▶ Challenge
Transcribe every entry word for word. Skip the pictures.

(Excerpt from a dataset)

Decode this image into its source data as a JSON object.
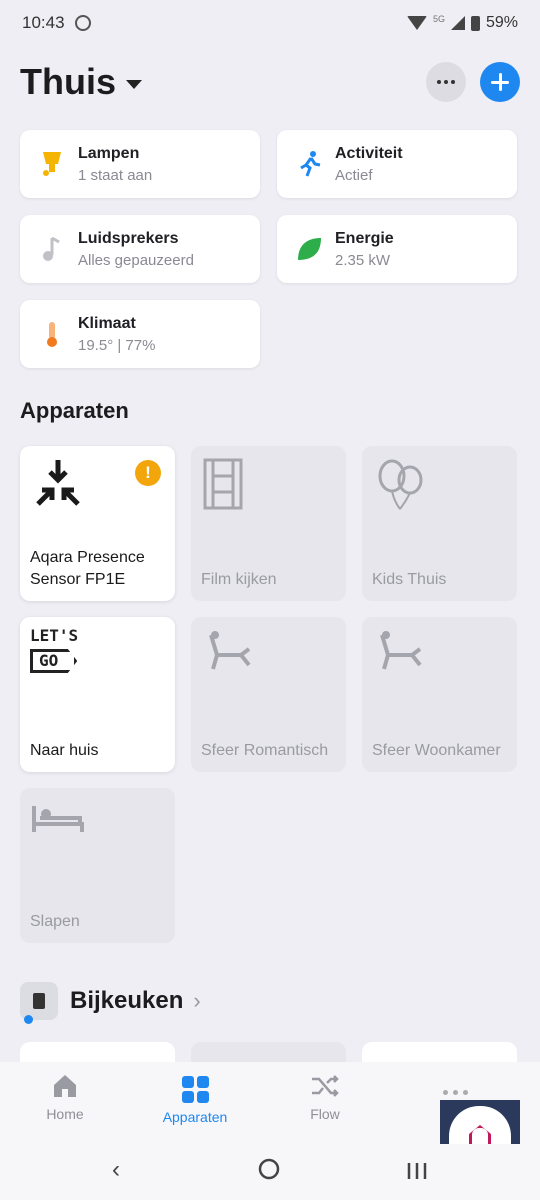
{
  "status": {
    "time": "10:43",
    "battery": "59%",
    "network_badge": "5G"
  },
  "header": {
    "title": "Thuis"
  },
  "summary": [
    {
      "title": "Lampen",
      "subtitle": "1 staat aan",
      "icon": "lamp-icon",
      "color": "#f4b400"
    },
    {
      "title": "Activiteit",
      "subtitle": "Actief",
      "icon": "motion-icon",
      "color": "#1e87f0"
    },
    {
      "title": "Luidsprekers",
      "subtitle": "Alles gepauzeerd",
      "icon": "music-note-icon",
      "color": "#b9b9c0"
    },
    {
      "title": "Energie",
      "subtitle": "2.35 kW",
      "icon": "leaf-icon",
      "color": "#2eae4a"
    },
    {
      "title": "Klimaat",
      "subtitle": "19.5° | 77%",
      "icon": "thermometer-icon",
      "color": "#f07a1e"
    }
  ],
  "sections": {
    "apparaten": "Apparaten"
  },
  "devices": [
    {
      "name": "Aqara Presence Sensor FP1E",
      "state": "on",
      "warning": "!"
    },
    {
      "name": "Film kijken",
      "state": "off"
    },
    {
      "name": "Kids Thuis",
      "state": "off"
    },
    {
      "name": "Naar huis",
      "state": "on",
      "logo_lines": [
        "LET'S",
        "GO"
      ]
    },
    {
      "name": "Sfeer Romantisch",
      "state": "off"
    },
    {
      "name": "Sfeer Woonkamer",
      "state": "off"
    },
    {
      "name": "Slapen",
      "state": "off"
    }
  ],
  "room": {
    "title": "Bijkeuken"
  },
  "nav": {
    "home": "Home",
    "devices": "Apparaten",
    "flow": "Flow"
  }
}
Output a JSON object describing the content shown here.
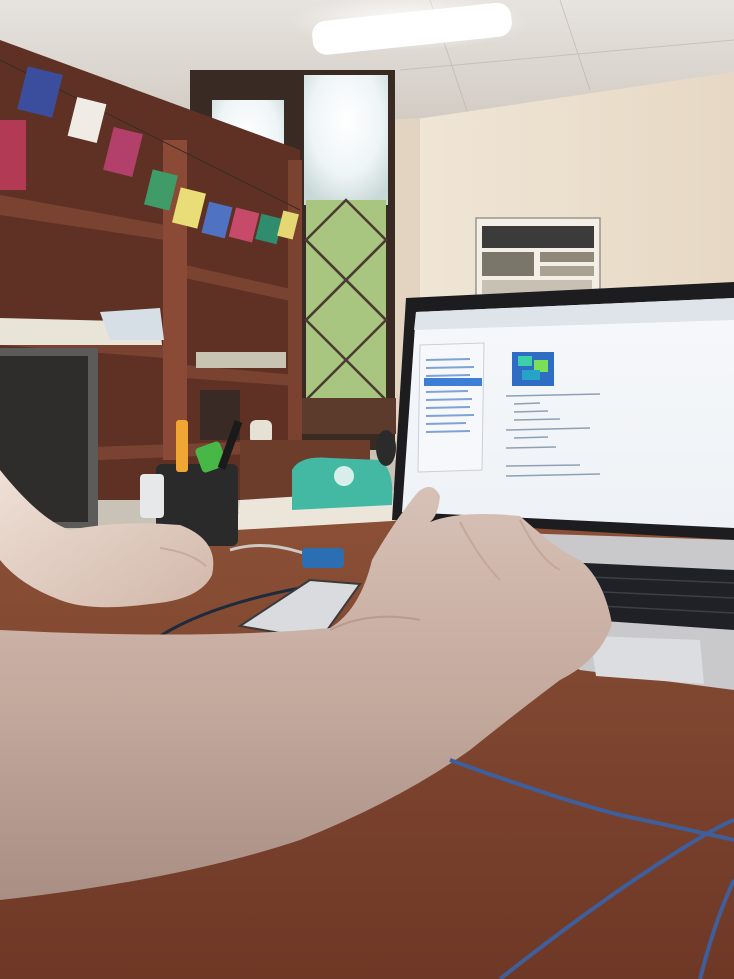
{
  "scene": {
    "type": "photo",
    "colors": {
      "ceiling": "#d9d3cb",
      "wall": "#e8dccb",
      "shelf_wood": "#6b3a2c",
      "desk_wood": "#8a4a32",
      "window_light": "#f4f7fb",
      "laptop_screen": "#f2f5fa",
      "skin": "#d9b8a3",
      "cable": "#3f5f9a"
    }
  },
  "poster": {
    "text": ""
  },
  "laptop_screen": {
    "editor_code_visible": true
  }
}
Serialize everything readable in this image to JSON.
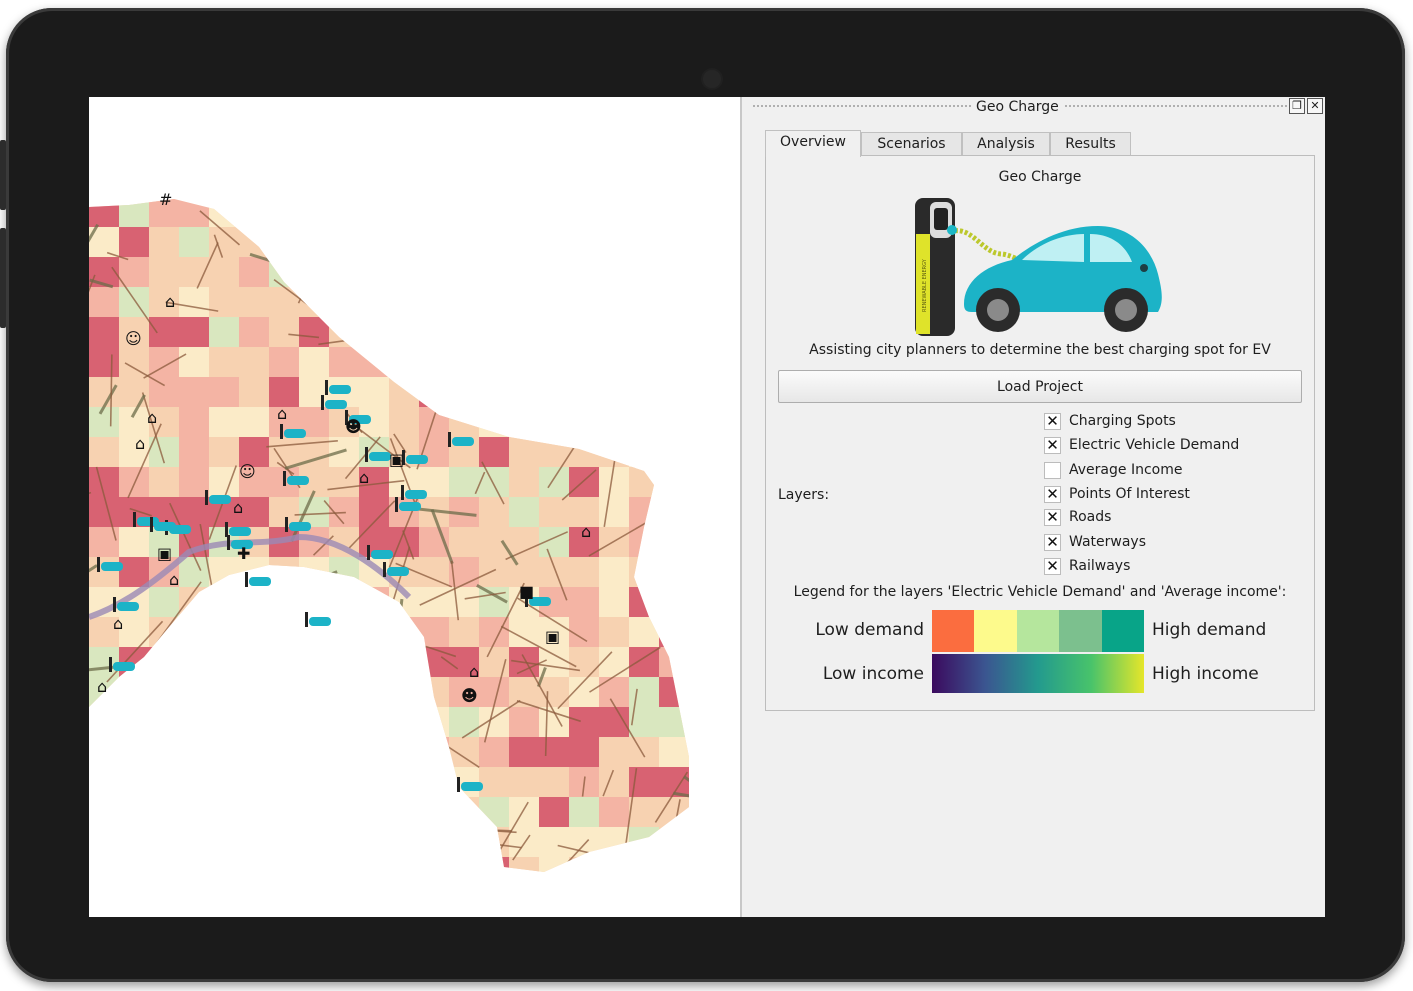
{
  "panel": {
    "window_title": "Geo Charge",
    "tabs": [
      "Overview",
      "Scenarios",
      "Analysis",
      "Results"
    ],
    "active_tab": "Overview",
    "app_title": "Geo Charge",
    "tagline": "Assisting city planners to determine the best charging spot for EV",
    "load_button": "Load Project",
    "layers_label": "Layers:",
    "layers": [
      {
        "label": "Charging Spots",
        "checked": true
      },
      {
        "label": "Electric Vehicle Demand",
        "checked": true
      },
      {
        "label": "Average Income",
        "checked": false
      },
      {
        "label": "Points Of Interest",
        "checked": true
      },
      {
        "label": "Roads",
        "checked": true
      },
      {
        "label": "Waterways",
        "checked": true
      },
      {
        "label": "Railways",
        "checked": true
      }
    ],
    "legend_title": "Legend for the layers 'Electric Vehicle Demand' and 'Average income':",
    "demand_low": "Low demand",
    "demand_high": "High demand",
    "income_low": "Low income",
    "income_high": "High income",
    "demand_colors": [
      "#fb6d3f",
      "#fdfa8c",
      "#b5e69d",
      "#7cc08e",
      "#08a488"
    ],
    "income_colors": [
      "#3b0a5e",
      "#3b5590",
      "#239a8e",
      "#48c36b",
      "#e5e62a"
    ],
    "charger_label": "RENEWABLE ENERGY"
  },
  "map": {
    "demand_colors": [
      "#d2506a",
      "#f3b0a4",
      "#f7d3b4",
      "#fbf1cf",
      "#d3ecc4"
    ],
    "road_color": "#8b5a3c",
    "area_color": "#f7c9a2"
  }
}
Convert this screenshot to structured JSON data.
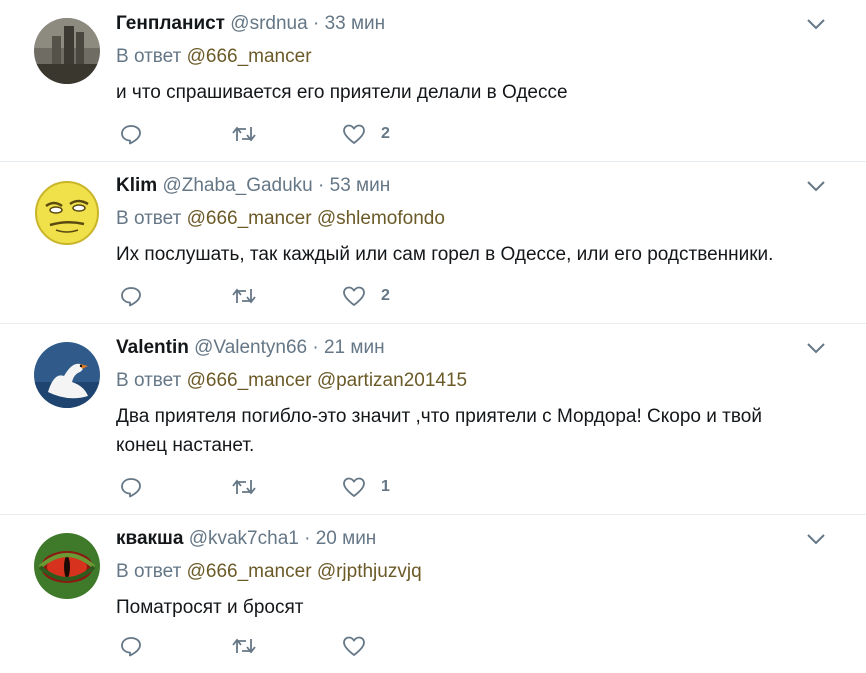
{
  "tweets": [
    {
      "name": "Генпланист",
      "handle": "@srdnua",
      "dot": "·",
      "time": "33 мин",
      "reply_prefix": "В ответ",
      "mentions": [
        "@666_mancer"
      ],
      "text": "и что спрашивается его приятели делали в Одессе",
      "likes": "2"
    },
    {
      "name": "Klim",
      "handle": "@Zhaba_Gaduku",
      "dot": "·",
      "time": "53 мин",
      "reply_prefix": "В ответ",
      "mentions": [
        "@666_mancer",
        "@shlemofondo"
      ],
      "text": "Их послушать, так каждый или сам горел в Одессе, или его родственники.",
      "likes": "2"
    },
    {
      "name": "Valentin",
      "handle": "@Valentyn66",
      "dot": "·",
      "time": "21 мин",
      "reply_prefix": "В ответ",
      "mentions": [
        "@666_mancer",
        "@partizan201415"
      ],
      "text_line1": "Два приятеля погибло-это значит ,что приятели с Мордора! Скоро и твой",
      "text_line2": "конец настанет.",
      "likes": "1"
    },
    {
      "name": "квакша",
      "handle": "@kvak7cha1",
      "dot": "·",
      "time": "20 мин",
      "reply_prefix": "В ответ",
      "mentions": [
        "@666_mancer",
        "@rjpthjuzvjq"
      ],
      "text": "Поматросят и бросят",
      "likes": ""
    }
  ],
  "icons": {
    "reply": "reply-icon",
    "retweet": "retweet-icon",
    "like": "heart-icon",
    "menu": "chevron-down-icon"
  },
  "colors": {
    "secondary_text": "#657786",
    "mention": "#6b5a28",
    "divider": "#e6ecf0"
  }
}
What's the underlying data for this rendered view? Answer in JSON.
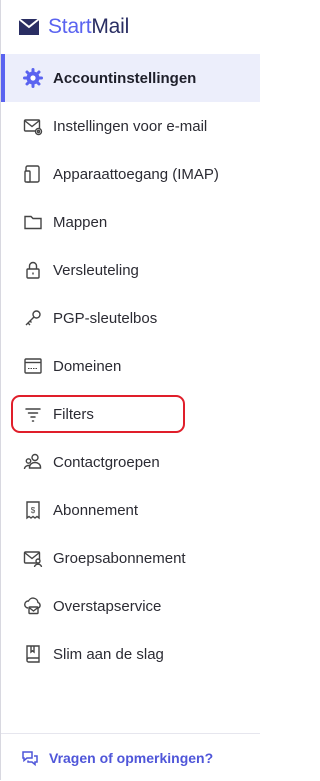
{
  "brand": {
    "start": "Start",
    "mail": "Mail"
  },
  "menu": {
    "items": [
      {
        "label": "Accountinstellingen",
        "icon": "gear-icon",
        "active": true
      },
      {
        "label": "Instellingen voor e-mail",
        "icon": "mail-settings-icon"
      },
      {
        "label": "Apparaattoegang (IMAP)",
        "icon": "devices-icon"
      },
      {
        "label": "Mappen",
        "icon": "folder-icon"
      },
      {
        "label": "Versleuteling",
        "icon": "lock-icon"
      },
      {
        "label": "PGP-sleutelbos",
        "icon": "key-icon"
      },
      {
        "label": "Domeinen",
        "icon": "domain-icon"
      },
      {
        "label": "Filters",
        "icon": "filter-icon",
        "highlighted": true
      },
      {
        "label": "Contactgroepen",
        "icon": "contacts-icon"
      },
      {
        "label": "Abonnement",
        "icon": "subscription-icon"
      },
      {
        "label": "Groepsabonnement",
        "icon": "group-subscription-icon"
      },
      {
        "label": "Overstapservice",
        "icon": "migration-icon"
      },
      {
        "label": "Slim aan de slag",
        "icon": "book-icon"
      }
    ]
  },
  "footer": {
    "label": "Vragen of opmerkingen?",
    "icon": "chat-icon"
  },
  "colors": {
    "accent": "#5a63f0",
    "brand_dark": "#2a2e63",
    "highlight": "#e01e2a",
    "active_bg": "#eceefb"
  }
}
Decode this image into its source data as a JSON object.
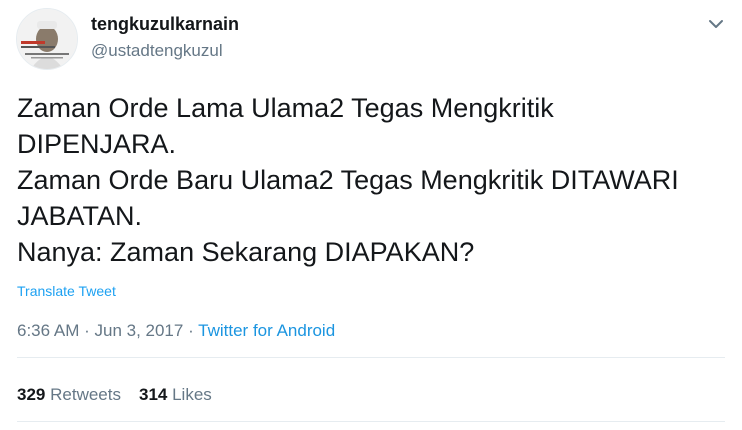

▶ Complete response
Decode this image into its source data as a JSON object.
{
  "status": {
    "time": "10:43",
    "battery": "59%",
    "network_badge": "5G"
  },
  "header": {
    "title": "Thuis"
  },
  "summary": [
    {
      "title": "Lampen",
      "subtitle": "1 staat aan",
      "icon": "lamp-icon",
      "color": "#f4b400"
    },
    {
      "title": "Activiteit",
      "subtitle": "Actief",
      "icon": "motion-icon",
      "color": "#1e87f0"
    },
    {
      "title": "Luidsprekers",
      "subtitle": "Alles gepauzeerd",
      "icon": "music-note-icon",
      "color": "#b9b9c0"
    },
    {
      "title": "Energie",
      "subtitle": "2.35 kW",
      "icon": "leaf-icon",
      "color": "#2eae4a"
    },
    {
      "title": "Klimaat",
      "subtitle": "19.5° | 77%",
      "icon": "thermometer-icon",
      "color": "#f07a1e"
    }
  ],
  "sections": {
    "apparaten": "Apparaten"
  },
  "devices": [
    {
      "name": "Aqara Presence Sensor FP1E",
      "state": "on",
      "warning": "!"
    },
    {
      "name": "Film kijken",
      "state": "off"
    },
    {
      "name": "Kids Thuis",
      "state": "off"
    },
    {
      "name": "Naar huis",
      "state": "on",
      "logo_lines": [
        "LET'S",
        "GO"
      ]
    },
    {
      "name": "Sfeer Romantisch",
      "state": "off"
    },
    {
      "name": "Sfeer Woonkamer",
      "state": "off"
    },
    {
      "name": "Slapen",
      "state": "off"
    }
  ],
  "room": {
    "title": "Bijkeuken"
  },
  "nav": {
    "home": "Home",
    "devices": "Apparaten",
    "flow": "Flow"
  }
}
Output a JSON object describing the content shown here.
{
  "scene": {
    "type": "photo",
    "colors": {
      "ceiling": "#d9d3cb",
      "wall": "#e8dccb",
      "shelf_wood": "#6b3a2c",
      "desk_wood": "#8a4a32",
      "window_light": "#f4f7fb",
      "laptop_screen": "#f2f5fa",
      "skin": "#d9b8a3",
      "cable": "#3f5f9a"
    }
  },
  "poster": {
    "text": ""
  },
  "laptop_screen": {
    "editor_code_visible": true
  }
}
Serialize everything readable in this image to JSON.
{
  "panel": {
    "window_title": "Geo Charge",
    "tabs": [
      "Overview",
      "Scenarios",
      "Analysis",
      "Results"
    ],
    "active_tab": "Overview",
    "app_title": "Geo Charge",
    "tagline": "Assisting city planners to determine the best charging spot for EV",
    "load_button": "Load Project",
    "layers_label": "Layers:",
    "layers": [
      {
        "label": "Charging Spots",
        "checked": true
      },
      {
        "label": "Electric Vehicle Demand",
        "checked": true
      },
      {
        "label": "Average Income",
        "checked": false
      },
      {
        "label": "Points Of Interest",
        "checked": true
      },
      {
        "label": "Roads",
        "checked": true
      },
      {
        "label": "Waterways",
        "checked": true
      },
      {
        "label": "Railways",
        "checked": true
      }
    ],
    "legend_title": "Legend for the layers 'Electric Vehicle Demand' and 'Average income':",
    "demand_low": "Low demand",
    "demand_high": "High demand",
    "income_low": "Low income",
    "income_high": "High income",
    "demand_colors": [
      "#fb6d3f",
      "#fdfa8c",
      "#b5e69d",
      "#7cc08e",
      "#08a488"
    ],
    "income_colors": [
      "#3b0a5e",
      "#3b5590",
      "#239a8e",
      "#48c36b",
      "#e5e62a"
    ],
    "charger_label": "RENEWABLE ENERGY"
  },
  "map": {
    "demand_colors": [
      "#d2506a",
      "#f3b0a4",
      "#f7d3b4",
      "#fbf1cf",
      "#d3ecc4"
    ],
    "road_color": "#8b5a3c",
    "area_color": "#f7c9a2"
  }
}
Convert this screenshot to structured JSON data.
{
  "tweets": [
    {
      "name": "Генпланист",
      "handle": "@srdnua",
      "dot": "·",
      "time": "33 мин",
      "reply_prefix": "В ответ",
      "mentions": [
        "@666_mancer"
      ],
      "text": "и что спрашивается его приятели делали в Одессе",
      "likes": "2"
    },
    {
      "name": "Klim",
      "handle": "@Zhaba_Gaduku",
      "dot": "·",
      "time": "53 мин",
      "reply_prefix": "В ответ",
      "mentions": [
        "@666_mancer",
        "@shlemofondo"
      ],
      "text": "Их послушать, так каждый или сам горел в Одессе, или его родственники.",
      "likes": "2"
    },
    {
      "name": "Valentin",
      "handle": "@Valentyn66",
      "dot": "·",
      "time": "21 мин",
      "reply_prefix": "В ответ",
      "mentions": [
        "@666_mancer",
        "@partizan201415"
      ],
      "text_line1": "Два приятеля погибло-это значит ,что приятели с Мордора! Скоро и твой",
      "text_line2": "конец настанет.",
      "likes": "1"
    },
    {
      "name": "квакша",
      "handle": "@kvak7cha1",
      "dot": "·",
      "time": "20 мин",
      "reply_prefix": "В ответ",
      "mentions": [
        "@666_mancer",
        "@rjpthjuzvjq"
      ],
      "text": "Поматросят и бросят",
      "likes": ""
    }
  ],
  "icons": {
    "reply": "reply-icon",
    "retweet": "retweet-icon",
    "like": "heart-icon",
    "menu": "chevron-down-icon"
  },
  "colors": {
    "secondary_text": "#657786",
    "mention": "#6b5a28",
    "divider": "#e6ecf0"
  }
}
What's the underlying data for this rendered view? Answer in JSON.
{
  "brand": {
    "start": "Start",
    "mail": "Mail"
  },
  "menu": {
    "items": [
      {
        "label": "Accountinstellingen",
        "icon": "gear-icon",
        "active": true
      },
      {
        "label": "Instellingen voor e-mail",
        "icon": "mail-settings-icon"
      },
      {
        "label": "Apparaattoegang (IMAP)",
        "icon": "devices-icon"
      },
      {
        "label": "Mappen",
        "icon": "folder-icon"
      },
      {
        "label": "Versleuteling",
        "icon": "lock-icon"
      },
      {
        "label": "PGP-sleutelbos",
        "icon": "key-icon"
      },
      {
        "label": "Domeinen",
        "icon": "domain-icon"
      },
      {
        "label": "Filters",
        "icon": "filter-icon",
        "highlighted": true
      },
      {
        "label": "Contactgroepen",
        "icon": "contacts-icon"
      },
      {
        "label": "Abonnement",
        "icon": "subscription-icon"
      },
      {
        "label": "Groepsabonnement",
        "icon": "group-subscription-icon"
      },
      {
        "label": "Overstapservice",
        "icon": "migration-icon"
      },
      {
        "label": "Slim aan de slag",
        "icon": "book-icon"
      }
    ]
  },
  "footer": {
    "label": "Vragen of opmerkingen?",
    "icon": "chat-icon"
  },
  "colors": {
    "accent": "#5a63f0",
    "brand_dark": "#2a2e63",
    "highlight": "#e01e2a",
    "active_bg": "#eceefb"
  }
}
Decode this image into its source data as a JSON object.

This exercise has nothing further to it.